Data records:

▬▬▬▬▬▬

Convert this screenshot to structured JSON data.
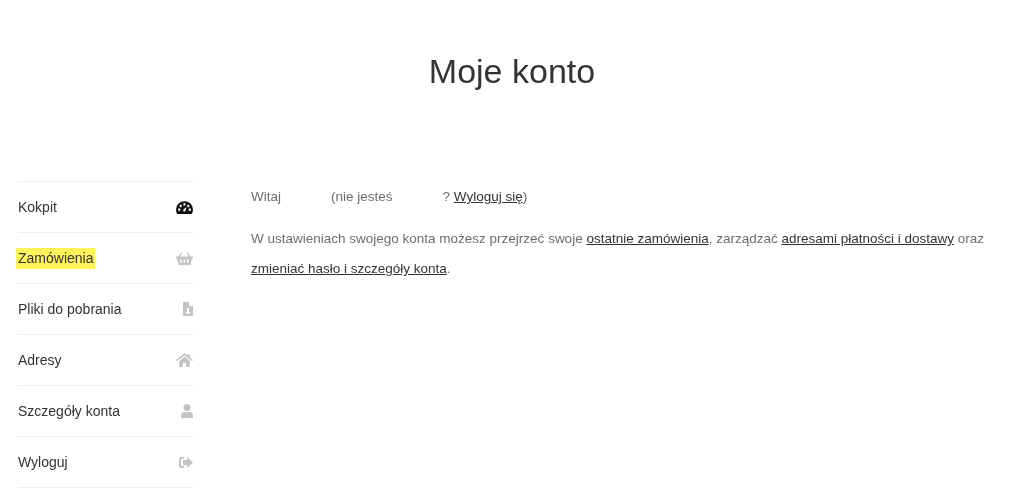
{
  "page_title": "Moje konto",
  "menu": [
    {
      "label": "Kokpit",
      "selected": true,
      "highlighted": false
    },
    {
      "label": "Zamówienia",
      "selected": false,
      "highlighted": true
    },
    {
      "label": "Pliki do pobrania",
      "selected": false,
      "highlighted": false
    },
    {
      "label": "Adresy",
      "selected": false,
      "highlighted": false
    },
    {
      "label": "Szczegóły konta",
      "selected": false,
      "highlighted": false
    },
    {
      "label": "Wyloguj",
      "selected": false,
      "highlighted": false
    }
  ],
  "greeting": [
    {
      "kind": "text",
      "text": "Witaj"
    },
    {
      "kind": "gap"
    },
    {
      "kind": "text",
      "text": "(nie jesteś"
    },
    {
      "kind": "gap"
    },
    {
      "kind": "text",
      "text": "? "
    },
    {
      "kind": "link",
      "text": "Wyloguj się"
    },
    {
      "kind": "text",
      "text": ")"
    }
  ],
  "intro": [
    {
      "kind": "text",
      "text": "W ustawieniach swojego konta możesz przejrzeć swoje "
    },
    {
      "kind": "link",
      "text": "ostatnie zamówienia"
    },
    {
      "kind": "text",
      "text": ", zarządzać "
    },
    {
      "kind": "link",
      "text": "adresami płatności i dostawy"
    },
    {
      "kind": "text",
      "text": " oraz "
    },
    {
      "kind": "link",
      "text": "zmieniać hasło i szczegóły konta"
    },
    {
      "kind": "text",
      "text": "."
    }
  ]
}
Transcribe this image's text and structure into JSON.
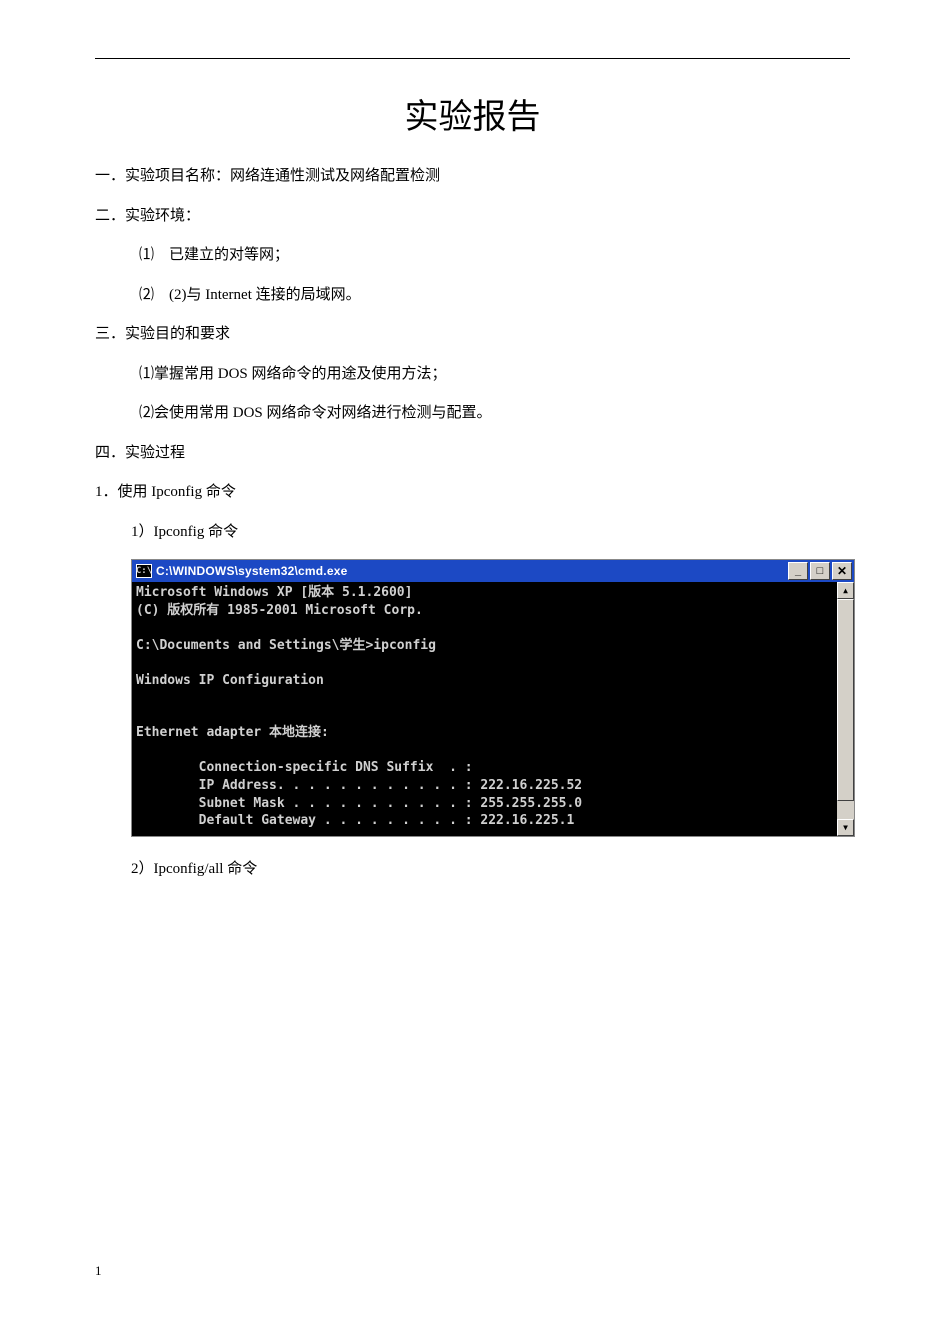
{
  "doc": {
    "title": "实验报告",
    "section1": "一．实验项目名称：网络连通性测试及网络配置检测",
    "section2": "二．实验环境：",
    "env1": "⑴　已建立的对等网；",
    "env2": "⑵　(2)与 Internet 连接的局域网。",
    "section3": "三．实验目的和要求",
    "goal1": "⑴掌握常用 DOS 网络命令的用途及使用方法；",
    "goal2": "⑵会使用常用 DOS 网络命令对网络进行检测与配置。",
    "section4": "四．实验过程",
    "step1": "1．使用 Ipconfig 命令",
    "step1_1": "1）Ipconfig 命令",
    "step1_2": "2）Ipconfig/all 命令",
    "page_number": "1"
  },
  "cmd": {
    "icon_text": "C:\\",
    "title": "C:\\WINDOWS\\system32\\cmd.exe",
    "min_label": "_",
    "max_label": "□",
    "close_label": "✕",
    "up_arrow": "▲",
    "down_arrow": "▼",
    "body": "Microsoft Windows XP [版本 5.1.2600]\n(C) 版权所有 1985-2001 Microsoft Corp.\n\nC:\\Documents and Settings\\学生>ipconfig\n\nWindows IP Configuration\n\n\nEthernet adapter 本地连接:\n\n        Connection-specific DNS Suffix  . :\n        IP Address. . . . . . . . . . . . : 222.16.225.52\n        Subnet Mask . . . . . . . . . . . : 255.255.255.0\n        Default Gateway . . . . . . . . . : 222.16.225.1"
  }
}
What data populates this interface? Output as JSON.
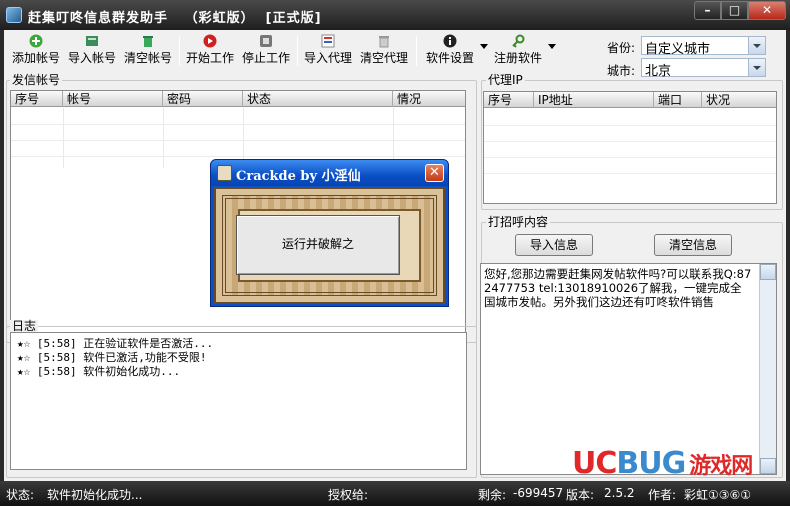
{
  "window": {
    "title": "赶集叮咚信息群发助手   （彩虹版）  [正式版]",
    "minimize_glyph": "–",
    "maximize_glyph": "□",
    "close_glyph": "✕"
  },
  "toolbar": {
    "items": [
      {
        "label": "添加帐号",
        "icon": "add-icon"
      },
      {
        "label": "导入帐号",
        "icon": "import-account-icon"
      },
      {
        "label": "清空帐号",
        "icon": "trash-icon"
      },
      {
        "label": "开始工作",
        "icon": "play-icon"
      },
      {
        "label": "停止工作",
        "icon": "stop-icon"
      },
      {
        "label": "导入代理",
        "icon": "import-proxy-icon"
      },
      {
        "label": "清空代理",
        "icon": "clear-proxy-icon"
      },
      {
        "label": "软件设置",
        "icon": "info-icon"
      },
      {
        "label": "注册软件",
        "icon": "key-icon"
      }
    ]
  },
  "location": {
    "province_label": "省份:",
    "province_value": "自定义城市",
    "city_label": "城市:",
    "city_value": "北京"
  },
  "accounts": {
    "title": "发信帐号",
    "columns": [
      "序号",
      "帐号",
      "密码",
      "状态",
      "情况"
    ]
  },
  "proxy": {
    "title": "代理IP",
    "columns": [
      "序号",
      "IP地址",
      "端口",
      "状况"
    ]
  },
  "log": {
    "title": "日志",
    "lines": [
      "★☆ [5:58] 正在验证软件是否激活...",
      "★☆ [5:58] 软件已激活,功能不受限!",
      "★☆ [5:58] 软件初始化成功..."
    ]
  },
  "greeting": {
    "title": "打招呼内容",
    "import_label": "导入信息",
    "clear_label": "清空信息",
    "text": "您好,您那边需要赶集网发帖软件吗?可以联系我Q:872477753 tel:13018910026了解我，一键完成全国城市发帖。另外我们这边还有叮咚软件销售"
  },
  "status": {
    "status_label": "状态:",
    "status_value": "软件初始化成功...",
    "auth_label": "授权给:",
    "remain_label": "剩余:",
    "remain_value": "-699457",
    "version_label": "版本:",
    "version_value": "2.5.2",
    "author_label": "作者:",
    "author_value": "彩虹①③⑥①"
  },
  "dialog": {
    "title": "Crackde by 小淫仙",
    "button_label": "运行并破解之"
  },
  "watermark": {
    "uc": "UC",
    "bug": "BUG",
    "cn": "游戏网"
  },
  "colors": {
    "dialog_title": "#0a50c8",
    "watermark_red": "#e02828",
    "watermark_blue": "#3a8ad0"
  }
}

▬▬▬▬▬▬

Your task >> Using the data above, write out every line exactly, leaving the images behind.

Task answer >>
Convert this screenshot to structured JSON data.
{
  "page_title": "Moje konto",
  "menu": [
    {
      "label": "Kokpit",
      "selected": true,
      "highlighted": false
    },
    {
      "label": "Zamówienia",
      "selected": false,
      "highlighted": true
    },
    {
      "label": "Pliki do pobrania",
      "selected": false,
      "highlighted": false
    },
    {
      "label": "Adresy",
      "selected": false,
      "highlighted": false
    },
    {
      "label": "Szczegóły konta",
      "selected": false,
      "highlighted": false
    },
    {
      "label": "Wyloguj",
      "selected": false,
      "highlighted": false
    }
  ],
  "greeting": [
    {
      "kind": "text",
      "text": "Witaj"
    },
    {
      "kind": "gap"
    },
    {
      "kind": "text",
      "text": "(nie jesteś"
    },
    {
      "kind": "gap"
    },
    {
      "kind": "text",
      "text": "? "
    },
    {
      "kind": "link",
      "text": "Wyloguj się"
    },
    {
      "kind": "text",
      "text": ")"
    }
  ],
  "intro": [
    {
      "kind": "text",
      "text": "W ustawieniach swojego konta możesz przejrzeć swoje "
    },
    {
      "kind": "link",
      "text": "ostatnie zamówienia"
    },
    {
      "kind": "text",
      "text": ", zarządzać "
    },
    {
      "kind": "link",
      "text": "adresami płatności i dostawy"
    },
    {
      "kind": "text",
      "text": " oraz "
    },
    {
      "kind": "link",
      "text": "zmieniać hasło i szczegóły konta"
    },
    {
      "kind": "text",
      "text": "."
    }
  ]
}
Transcribe this image's text and structure into JSON.
{
  "doc": {
    "title": "实验报告",
    "section1": "一．实验项目名称：网络连通性测试及网络配置检测",
    "section2": "二．实验环境：",
    "env1": "⑴　已建立的对等网；",
    "env2": "⑵　(2)与 Internet 连接的局域网。",
    "section3": "三．实验目的和要求",
    "goal1": "⑴掌握常用 DOS 网络命令的用途及使用方法；",
    "goal2": "⑵会使用常用 DOS 网络命令对网络进行检测与配置。",
    "section4": "四．实验过程",
    "step1": "1．使用 Ipconfig 命令",
    "step1_1": "1）Ipconfig 命令",
    "step1_2": "2）Ipconfig/all 命令",
    "page_number": "1"
  },
  "cmd": {
    "icon_text": "C:\\",
    "title": "C:\\WINDOWS\\system32\\cmd.exe",
    "min_label": "_",
    "max_label": "□",
    "close_label": "✕",
    "up_arrow": "▲",
    "down_arrow": "▼",
    "body": "Microsoft Windows XP [版本 5.1.2600]\n(C) 版权所有 1985-2001 Microsoft Corp.\n\nC:\\Documents and Settings\\学生>ipconfig\n\nWindows IP Configuration\n\n\nEthernet adapter 本地连接:\n\n        Connection-specific DNS Suffix  . :\n        IP Address. . . . . . . . . . . . : 222.16.225.52\n        Subnet Mask . . . . . . . . . . . : 255.255.255.0\n        Default Gateway . . . . . . . . . : 222.16.225.1"
  }
}
What data populates this interface? Output as JSON.
{
  "window": {
    "title": "赶集叮咚信息群发助手   （彩虹版）  [正式版]",
    "minimize_glyph": "–",
    "maximize_glyph": "□",
    "close_glyph": "✕"
  },
  "toolbar": {
    "items": [
      {
        "label": "添加帐号",
        "icon": "add-icon"
      },
      {
        "label": "导入帐号",
        "icon": "import-account-icon"
      },
      {
        "label": "清空帐号",
        "icon": "trash-icon"
      },
      {
        "label": "开始工作",
        "icon": "play-icon"
      },
      {
        "label": "停止工作",
        "icon": "stop-icon"
      },
      {
        "label": "导入代理",
        "icon": "import-proxy-icon"
      },
      {
        "label": "清空代理",
        "icon": "clear-proxy-icon"
      },
      {
        "label": "软件设置",
        "icon": "info-icon"
      },
      {
        "label": "注册软件",
        "icon": "key-icon"
      }
    ]
  },
  "location": {
    "province_label": "省份:",
    "province_value": "自定义城市",
    "city_label": "城市:",
    "city_value": "北京"
  },
  "accounts": {
    "title": "发信帐号",
    "columns": [
      "序号",
      "帐号",
      "密码",
      "状态",
      "情况"
    ]
  },
  "proxy": {
    "title": "代理IP",
    "columns": [
      "序号",
      "IP地址",
      "端口",
      "状况"
    ]
  },
  "log": {
    "title": "日志",
    "lines": [
      "★☆ [5:58] 正在验证软件是否激活...",
      "★☆ [5:58] 软件已激活,功能不受限!",
      "★☆ [5:58] 软件初始化成功..."
    ]
  },
  "greeting": {
    "title": "打招呼内容",
    "import_label": "导入信息",
    "clear_label": "清空信息",
    "text": "您好,您那边需要赶集网发帖软件吗?可以联系我Q:872477753 tel:13018910026了解我，一键完成全国城市发帖。另外我们这边还有叮咚软件销售"
  },
  "status": {
    "status_label": "状态:",
    "status_value": "软件初始化成功...",
    "auth_label": "授权给:",
    "remain_label": "剩余:",
    "remain_value": "-699457",
    "version_label": "版本:",
    "version_value": "2.5.2",
    "author_label": "作者:",
    "author_value": "彩虹①③⑥①"
  },
  "dialog": {
    "title": "Crackde by 小淫仙",
    "button_label": "运行并破解之"
  },
  "watermark": {
    "uc": "UC",
    "bug": "BUG",
    "cn": "游戏网"
  },
  "colors": {
    "dialog_title": "#0a50c8",
    "watermark_red": "#e02828",
    "watermark_blue": "#3a8ad0"
  }
}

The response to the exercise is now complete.